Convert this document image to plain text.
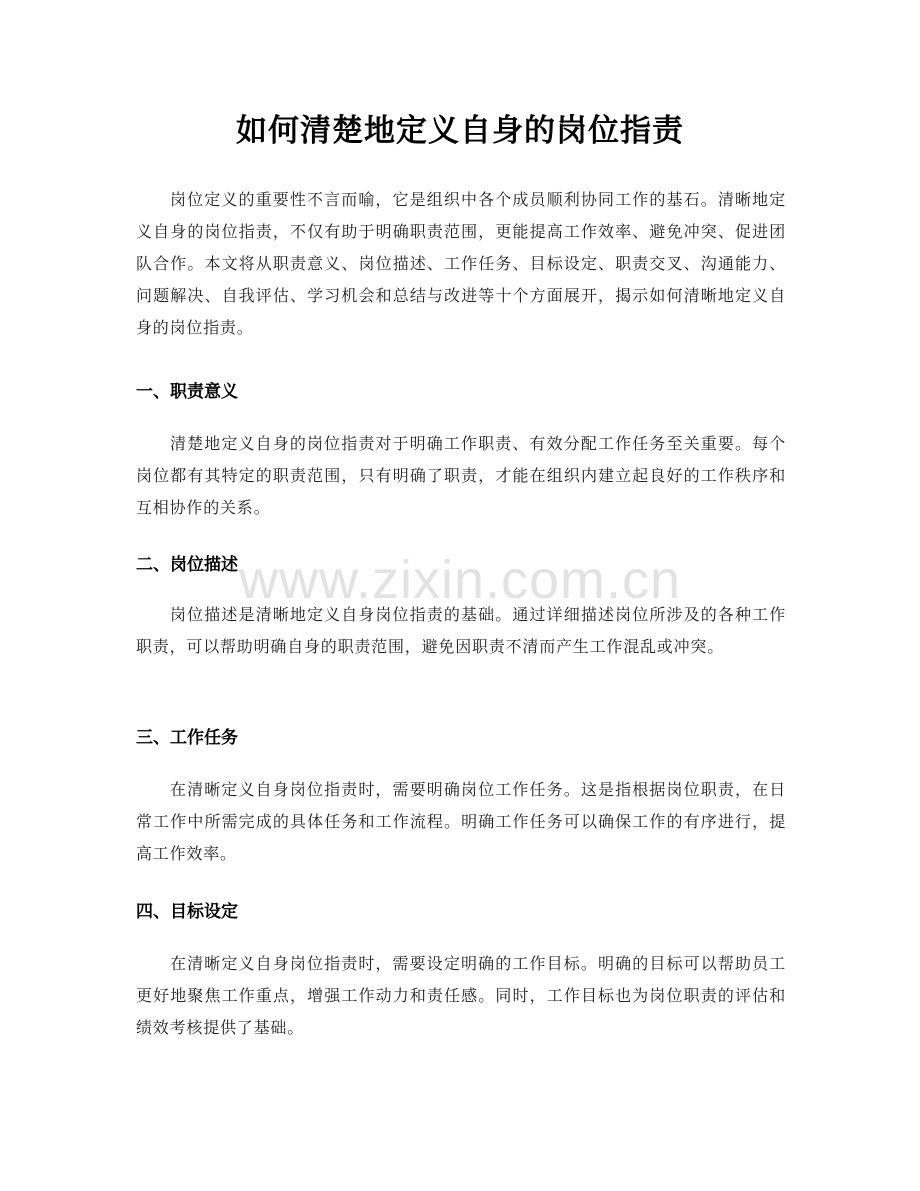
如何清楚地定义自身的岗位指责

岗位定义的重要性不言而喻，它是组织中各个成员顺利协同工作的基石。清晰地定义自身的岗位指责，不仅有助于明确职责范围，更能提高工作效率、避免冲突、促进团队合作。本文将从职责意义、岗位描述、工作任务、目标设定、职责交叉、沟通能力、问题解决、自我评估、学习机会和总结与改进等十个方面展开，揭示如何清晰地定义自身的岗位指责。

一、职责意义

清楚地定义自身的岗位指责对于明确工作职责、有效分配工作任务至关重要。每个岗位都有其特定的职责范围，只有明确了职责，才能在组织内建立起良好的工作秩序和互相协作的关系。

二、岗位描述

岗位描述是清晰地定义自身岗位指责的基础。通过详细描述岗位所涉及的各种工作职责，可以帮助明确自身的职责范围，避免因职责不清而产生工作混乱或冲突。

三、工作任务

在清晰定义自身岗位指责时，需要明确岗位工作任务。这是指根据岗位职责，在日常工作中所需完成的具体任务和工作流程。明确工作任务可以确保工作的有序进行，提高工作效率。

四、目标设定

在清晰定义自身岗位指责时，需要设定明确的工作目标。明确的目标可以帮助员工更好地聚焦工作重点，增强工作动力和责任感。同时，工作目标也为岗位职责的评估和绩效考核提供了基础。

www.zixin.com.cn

The task — Skip the pictures and transcribe the rest of the records exactly.

Full answer —
Convert this document image to plain text.
如何清楚地定义自身的岗位指责

岗位定义的重要性不言而喻，它是组织中各个成员顺利协同工作的基石。清晰地定义自身的岗位指责，不仅有助于明确职责范围，更能提高工作效率、避免冲突、促进团队合作。本文将从职责意义、岗位描述、工作任务、目标设定、职责交叉、沟通能力、问题解决、自我评估、学习机会和总结与改进等十个方面展开，揭示如何清晰地定义自身的岗位指责。

一、职责意义

清楚地定义自身的岗位指责对于明确工作职责、有效分配工作任务至关重要。每个岗位都有其特定的职责范围，只有明确了职责，才能在组织内建立起良好的工作秩序和互相协作的关系。

二、岗位描述

岗位描述是清晰地定义自身岗位指责的基础。通过详细描述岗位所涉及的各种工作职责，可以帮助明确自身的职责范围，避免因职责不清而产生工作混乱或冲突。

三、工作任务

在清晰定义自身岗位指责时，需要明确岗位工作任务。这是指根据岗位职责，在日常工作中所需完成的具体任务和工作流程。明确工作任务可以确保工作的有序进行，提高工作效率。

四、目标设定

在清晰定义自身岗位指责时，需要设定明确的工作目标。明确的目标可以帮助员工更好地聚焦工作重点，增强工作动力和责任感。同时，工作目标也为岗位职责的评估和绩效考核提供了基础。

www.zixin.com.cn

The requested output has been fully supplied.